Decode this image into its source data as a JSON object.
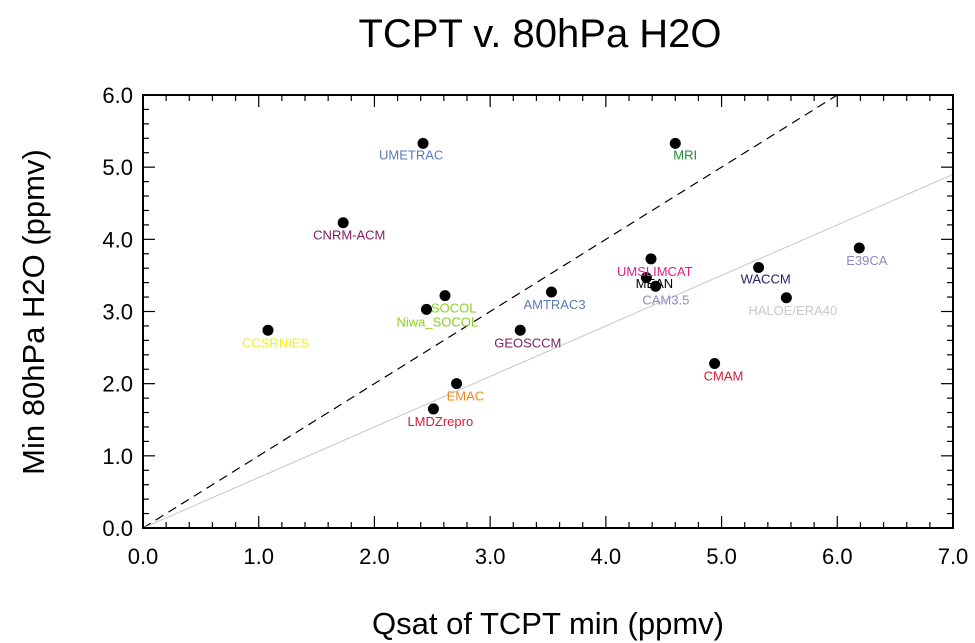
{
  "chart_data": {
    "type": "scatter",
    "title": "TCPT v. 80hPa H2O",
    "xlabel": "Qsat of TCPT min (ppmv)",
    "ylabel": "Min 80hPa H2O (ppmv)",
    "xlim": [
      0.0,
      7.0
    ],
    "ylim": [
      0.0,
      6.0
    ],
    "xticks": [
      "0.0",
      "1.0",
      "2.0",
      "3.0",
      "4.0",
      "5.0",
      "6.0",
      "7.0"
    ],
    "yticks": [
      "0.0",
      "1.0",
      "2.0",
      "3.0",
      "4.0",
      "5.0",
      "6.0"
    ],
    "grid": false,
    "reference_lines": [
      {
        "style": "dashed",
        "color": "#000000",
        "slope": 1.0
      },
      {
        "style": "solid",
        "color": "#c8c8c8",
        "slope": 0.7
      }
    ],
    "points": [
      {
        "label": "UMETRAC",
        "x": 2.42,
        "y": 5.33,
        "color": "#5b7ab5",
        "dx": -44,
        "dy": 16
      },
      {
        "label": "MRI",
        "x": 4.6,
        "y": 5.33,
        "color": "#1e8a3a",
        "dx": -2,
        "dy": 16
      },
      {
        "label": "CNRM-ACM",
        "x": 1.73,
        "y": 4.23,
        "color": "#7a1e5e",
        "dx": -30,
        "dy": 17
      },
      {
        "label": "E39CA",
        "x": 6.19,
        "y": 3.88,
        "color": "#8a8ac8",
        "dx": -13,
        "dy": 17
      },
      {
        "label": "UMSLIMCAT",
        "x": 4.39,
        "y": 3.73,
        "color": "#e0208a",
        "dx": -34,
        "dy": 17
      },
      {
        "label": "WACCM",
        "x": 5.32,
        "y": 3.61,
        "color": "#2a1a6a",
        "dx": -18,
        "dy": 16
      },
      {
        "label": "MEAN",
        "x": 4.43,
        "y": 3.35,
        "color": "#000000",
        "dx": -20,
        "dy": 2
      },
      {
        "label": "CAM3.5",
        "x": 4.35,
        "y": 3.47,
        "color": "#8a8ac8",
        "dx": -4,
        "dy": 27
      },
      {
        "label": "AMTRAC3",
        "x": 3.53,
        "y": 3.27,
        "color": "#5b7ab5",
        "dx": -28,
        "dy": 17
      },
      {
        "label": "SOCOL",
        "x": 2.61,
        "y": 3.22,
        "color": "#8ad02a",
        "dx": -14,
        "dy": 17
      },
      {
        "label": "Niwa_SOCOL",
        "x": 2.45,
        "y": 3.03,
        "color": "#8ad02a",
        "dx": -30,
        "dy": 17
      },
      {
        "label": "HALOE/ERA40",
        "x": 5.56,
        "y": 3.19,
        "color": "#c8c8c8",
        "dx": -38,
        "dy": 17
      },
      {
        "label": "GEOSCCM",
        "x": 3.26,
        "y": 2.74,
        "color": "#7a1e5e",
        "dx": -26,
        "dy": 17
      },
      {
        "label": "CCSRNIES",
        "x": 1.08,
        "y": 2.74,
        "color": "#f0f020",
        "dx": -26,
        "dy": 17
      },
      {
        "label": "CMAM",
        "x": 4.94,
        "y": 2.28,
        "color": "#d01e3a",
        "dx": -11,
        "dy": 17
      },
      {
        "label": "EMAC",
        "x": 2.71,
        "y": 2.0,
        "color": "#f08a1e",
        "dx": -10,
        "dy": 17
      },
      {
        "label": "LMDZrepro",
        "x": 2.51,
        "y": 1.65,
        "color": "#d01e3a",
        "dx": -26,
        "dy": 17
      }
    ]
  }
}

§

◆ **Exercise goal**
Find all lines with "ppmv" in them and copy each one.

◆ **Completed exercise**
    "xlabel": "Qsat of TCPT min (ppmv)",
    "ylabel": "Min 80hPa H2O (ppmv)",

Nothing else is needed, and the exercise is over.